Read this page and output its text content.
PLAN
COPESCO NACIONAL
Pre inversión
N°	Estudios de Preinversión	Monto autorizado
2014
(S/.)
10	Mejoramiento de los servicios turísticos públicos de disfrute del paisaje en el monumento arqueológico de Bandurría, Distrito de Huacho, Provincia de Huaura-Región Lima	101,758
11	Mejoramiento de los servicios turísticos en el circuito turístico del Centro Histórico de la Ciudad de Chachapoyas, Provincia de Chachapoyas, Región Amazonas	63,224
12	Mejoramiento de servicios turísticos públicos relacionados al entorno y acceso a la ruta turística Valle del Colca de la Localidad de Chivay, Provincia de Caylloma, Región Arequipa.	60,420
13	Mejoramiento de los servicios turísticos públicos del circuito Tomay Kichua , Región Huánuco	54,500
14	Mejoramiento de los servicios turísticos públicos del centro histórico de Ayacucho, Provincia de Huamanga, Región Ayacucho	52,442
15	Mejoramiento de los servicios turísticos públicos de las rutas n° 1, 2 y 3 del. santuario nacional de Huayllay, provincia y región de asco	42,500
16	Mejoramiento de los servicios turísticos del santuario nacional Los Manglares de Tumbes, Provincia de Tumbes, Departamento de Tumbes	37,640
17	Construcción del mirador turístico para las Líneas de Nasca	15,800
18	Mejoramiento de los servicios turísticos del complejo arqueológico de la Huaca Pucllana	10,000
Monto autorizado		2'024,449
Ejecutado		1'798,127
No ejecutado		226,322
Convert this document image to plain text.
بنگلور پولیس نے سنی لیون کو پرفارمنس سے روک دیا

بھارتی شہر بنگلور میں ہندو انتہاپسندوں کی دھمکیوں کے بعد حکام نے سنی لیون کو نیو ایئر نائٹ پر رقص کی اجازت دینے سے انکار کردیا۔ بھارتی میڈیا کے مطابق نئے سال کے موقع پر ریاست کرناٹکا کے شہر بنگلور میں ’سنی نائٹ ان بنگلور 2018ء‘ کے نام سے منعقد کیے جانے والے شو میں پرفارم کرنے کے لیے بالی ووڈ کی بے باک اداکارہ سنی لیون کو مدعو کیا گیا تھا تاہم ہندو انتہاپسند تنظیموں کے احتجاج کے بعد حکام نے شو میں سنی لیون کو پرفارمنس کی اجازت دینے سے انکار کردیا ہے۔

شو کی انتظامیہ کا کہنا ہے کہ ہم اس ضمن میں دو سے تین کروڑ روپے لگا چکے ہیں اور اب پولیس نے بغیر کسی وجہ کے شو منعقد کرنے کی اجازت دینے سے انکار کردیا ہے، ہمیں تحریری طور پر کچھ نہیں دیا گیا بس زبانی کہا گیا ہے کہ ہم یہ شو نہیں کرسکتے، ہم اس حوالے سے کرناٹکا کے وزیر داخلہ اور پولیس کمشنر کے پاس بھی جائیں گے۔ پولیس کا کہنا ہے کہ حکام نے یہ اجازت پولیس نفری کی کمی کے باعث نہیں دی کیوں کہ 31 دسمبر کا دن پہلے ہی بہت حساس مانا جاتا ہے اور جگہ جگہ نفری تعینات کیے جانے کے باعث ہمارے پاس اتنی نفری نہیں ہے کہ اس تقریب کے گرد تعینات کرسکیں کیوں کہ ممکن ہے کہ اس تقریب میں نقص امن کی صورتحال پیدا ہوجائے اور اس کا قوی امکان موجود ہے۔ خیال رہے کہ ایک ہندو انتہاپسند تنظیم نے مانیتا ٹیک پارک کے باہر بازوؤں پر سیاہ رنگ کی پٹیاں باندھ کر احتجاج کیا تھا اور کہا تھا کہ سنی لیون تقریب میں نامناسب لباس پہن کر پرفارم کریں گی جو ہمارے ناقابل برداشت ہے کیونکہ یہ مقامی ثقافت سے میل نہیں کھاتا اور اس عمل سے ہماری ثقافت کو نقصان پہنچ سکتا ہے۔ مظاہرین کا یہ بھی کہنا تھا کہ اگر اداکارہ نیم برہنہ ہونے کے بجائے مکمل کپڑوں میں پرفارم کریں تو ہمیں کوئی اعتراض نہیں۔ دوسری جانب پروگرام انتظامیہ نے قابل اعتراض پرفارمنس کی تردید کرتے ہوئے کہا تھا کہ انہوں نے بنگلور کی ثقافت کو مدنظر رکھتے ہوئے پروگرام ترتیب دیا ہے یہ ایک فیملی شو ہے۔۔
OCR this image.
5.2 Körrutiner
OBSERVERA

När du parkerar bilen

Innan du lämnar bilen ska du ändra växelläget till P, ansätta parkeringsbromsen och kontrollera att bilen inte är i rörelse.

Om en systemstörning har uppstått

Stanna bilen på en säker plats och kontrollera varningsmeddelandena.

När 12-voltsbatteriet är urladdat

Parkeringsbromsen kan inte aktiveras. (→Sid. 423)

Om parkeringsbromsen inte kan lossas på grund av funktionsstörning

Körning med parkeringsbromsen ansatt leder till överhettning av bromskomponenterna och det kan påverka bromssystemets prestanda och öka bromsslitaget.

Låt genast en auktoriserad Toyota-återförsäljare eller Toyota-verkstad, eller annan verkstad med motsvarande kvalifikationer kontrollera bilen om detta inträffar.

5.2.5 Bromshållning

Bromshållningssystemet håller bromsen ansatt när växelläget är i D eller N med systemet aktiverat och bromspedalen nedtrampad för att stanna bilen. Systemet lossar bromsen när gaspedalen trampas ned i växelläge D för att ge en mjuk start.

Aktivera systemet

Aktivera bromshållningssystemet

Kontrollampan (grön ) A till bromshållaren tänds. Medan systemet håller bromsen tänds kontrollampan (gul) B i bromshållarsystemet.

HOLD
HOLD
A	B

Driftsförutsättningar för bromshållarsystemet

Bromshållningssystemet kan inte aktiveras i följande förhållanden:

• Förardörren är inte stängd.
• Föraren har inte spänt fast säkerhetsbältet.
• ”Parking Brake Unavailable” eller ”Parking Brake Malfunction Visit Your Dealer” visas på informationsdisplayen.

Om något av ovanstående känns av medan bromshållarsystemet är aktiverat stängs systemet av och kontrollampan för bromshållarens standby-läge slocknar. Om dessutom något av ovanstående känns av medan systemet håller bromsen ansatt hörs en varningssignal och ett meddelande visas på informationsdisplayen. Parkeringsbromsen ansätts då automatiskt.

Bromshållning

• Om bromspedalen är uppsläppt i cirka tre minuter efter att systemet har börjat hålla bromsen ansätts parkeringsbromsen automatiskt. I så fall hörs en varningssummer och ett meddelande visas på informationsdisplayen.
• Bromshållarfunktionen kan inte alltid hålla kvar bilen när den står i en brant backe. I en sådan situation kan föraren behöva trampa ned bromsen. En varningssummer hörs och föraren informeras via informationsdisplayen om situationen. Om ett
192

WHAT IS EXPECTED: Retype every record above exactly as it appears.

FINISHED TASK:
Read this page and output its text content.
PLAN
COPESCO NACIONAL
Pre inversión
N°	Estudios de Preinversión	Monto autorizado
2014
(S/.)
10	Mejoramiento de los servicios turísticos públicos de disfrute del paisaje en el monumento arqueológico de Bandurría, Distrito de Huacho, Provincia de Huaura-Región Lima	101,758
11	Mejoramiento de los servicios turísticos en el circuito turístico del Centro Histórico de la Ciudad de Chachapoyas, Provincia de Chachapoyas, Región Amazonas	63,224
12	Mejoramiento de servicios turísticos públicos relacionados al entorno y acceso a la ruta turística Valle del Colca de la Localidad de Chivay, Provincia de Caylloma, Región Arequipa.	60,420
13	Mejoramiento de los servicios turísticos públicos del circuito Tomay Kichua , Región Huánuco	54,500
14	Mejoramiento de los servicios turísticos públicos del centro histórico de Ayacucho, Provincia de Huamanga, Región Ayacucho	52,442
15	Mejoramiento de los servicios turísticos públicos de las rutas n° 1, 2 y 3 del. santuario nacional de Huayllay, provincia y región de asco	42,500
16	Mejoramiento de los servicios turísticos del santuario nacional Los Manglares de Tumbes, Provincia de Tumbes, Departamento de Tumbes	37,640
17	Construcción del mirador turístico para las Líneas de Nasca	15,800
18	Mejoramiento de los servicios turísticos del complejo arqueológico de la Huaca Pucllana	10,000
Monto autorizado		2'024,449
Ejecutado		1'798,127
No ejecutado		226,322
Convert this document image to plain text.
بنگلور پولیس نے سنی لیون کو پرفارمنس سے روک دیا

بھارتی شہر بنگلور میں ہندو انتہاپسندوں کی دھمکیوں کے بعد حکام نے سنی لیون کو نیو ایئر نائٹ پر رقص کی اجازت دینے سے انکار کردیا۔ بھارتی میڈیا کے مطابق نئے سال کے موقع پر ریاست کرناٹکا کے شہر بنگلور میں ’سنی نائٹ ان بنگلور 2018ء‘ کے نام سے منعقد کیے جانے والے شو میں پرفارم کرنے کے لیے بالی ووڈ کی بے باک اداکارہ سنی لیون کو مدعو کیا گیا تھا تاہم ہندو انتہاپسند تنظیموں کے احتجاج کے بعد حکام نے شو میں سنی لیون کو پرفارمنس کی اجازت دینے سے انکار کردیا ہے۔

شو کی انتظامیہ کا کہنا ہے کہ ہم اس ضمن میں دو سے تین کروڑ روپے لگا چکے ہیں اور اب پولیس نے بغیر کسی وجہ کے شو منعقد کرنے کی اجازت دینے سے انکار کردیا ہے، ہمیں تحریری طور پر کچھ نہیں دیا گیا بس زبانی کہا گیا ہے کہ ہم یہ شو نہیں کرسکتے، ہم اس حوالے سے کرناٹکا کے وزیر داخلہ اور پولیس کمشنر کے پاس بھی جائیں گے۔ پولیس کا کہنا ہے کہ حکام نے یہ اجازت پولیس نفری کی کمی کے باعث نہیں دی کیوں کہ 31 دسمبر کا دن پہلے ہی بہت حساس مانا جاتا ہے اور جگہ جگہ نفری تعینات کیے جانے کے باعث ہمارے پاس اتنی نفری نہیں ہے کہ اس تقریب کے گرد تعینات کرسکیں کیوں کہ ممکن ہے کہ اس تقریب میں نقص امن کی صورتحال پیدا ہوجائے اور اس کا قوی امکان موجود ہے۔ خیال رہے کہ ایک ہندو انتہاپسند تنظیم نے مانیتا ٹیک پارک کے باہر بازوؤں پر سیاہ رنگ کی پٹیاں باندھ کر احتجاج کیا تھا اور کہا تھا کہ سنی لیون تقریب میں نامناسب لباس پہن کر پرفارم کریں گی جو ہمارے ناقابل برداشت ہے کیونکہ یہ مقامی ثقافت سے میل نہیں کھاتا اور اس عمل سے ہماری ثقافت کو نقصان پہنچ سکتا ہے۔ مظاہرین کا یہ بھی کہنا تھا کہ اگر اداکارہ نیم برہنہ ہونے کے بجائے مکمل کپڑوں میں پرفارم کریں تو ہمیں کوئی اعتراض نہیں۔ دوسری جانب پروگرام انتظامیہ نے قابل اعتراض پرفارمنس کی تردید کرتے ہوئے کہا تھا کہ انہوں نے بنگلور کی ثقافت کو مدنظر رکھتے ہوئے پروگرام ترتیب دیا ہے یہ ایک فیملی شو ہے۔۔
OCR this image.
5.2 Körrutiner
OBSERVERA

När du parkerar bilen

Innan du lämnar bilen ska du ändra växelläget till P, ansätta parkeringsbromsen och kontrollera att bilen inte är i rörelse.

Om en systemstörning har uppstått

Stanna bilen på en säker plats och kontrollera varningsmeddelandena.

När 12-voltsbatteriet är urladdat

Parkeringsbromsen kan inte aktiveras. (→Sid. 423)

Om parkeringsbromsen inte kan lossas på grund av funktionsstörning

Körning med parkeringsbromsen ansatt leder till överhettning av bromskomponenterna och det kan påverka bromssystemets prestanda och öka bromsslitaget.

Låt genast en auktoriserad Toyota-återförsäljare eller Toyota-verkstad, eller annan verkstad med motsvarande kvalifikationer kontrollera bilen om detta inträffar.

5.2.5 Bromshållning

Bromshållningssystemet håller bromsen ansatt när växelläget är i D eller N med systemet aktiverat och bromspedalen nedtrampad för att stanna bilen. Systemet lossar bromsen när gaspedalen trampas ned i växelläge D för att ge en mjuk start.

Aktivera systemet

Aktivera bromshållningssystemet

Kontrollampan (grön ) A till bromshållaren tänds. Medan systemet håller bromsen tänds kontrollampan (gul) B i bromshållarsystemet.

HOLD
HOLD
A	B

Driftsförutsättningar för bromshållarsystemet

Bromshållningssystemet kan inte aktiveras i följande förhållanden:

• Förardörren är inte stängd.
• Föraren har inte spänt fast säkerhetsbältet.
• ”Parking Brake Unavailable” eller ”Parking Brake Malfunction Visit Your Dealer” visas på informationsdisplayen.

Om något av ovanstående känns av medan bromshållarsystemet är aktiverat stängs systemet av och kontrollampan för bromshållarens standby-läge slocknar. Om dessutom något av ovanstående känns av medan systemet håller bromsen ansatt hörs en varningssignal och ett meddelande visas på informationsdisplayen. Parkeringsbromsen ansätts då automatiskt.

Bromshållning

• Om bromspedalen är uppsläppt i cirka tre minuter efter att systemet har börjat hålla bromsen ansätts parkeringsbromsen automatiskt. I så fall hörs en varningssummer och ett meddelande visas på informationsdisplayen.
• Bromshållarfunktionen kan inte alltid hålla kvar bilen när den står i en brant backe. I en sådan situation kan föraren behöva trampa ned bromsen. En varningssummer hörs och föraren informeras via informationsdisplayen om situationen. Om ett
192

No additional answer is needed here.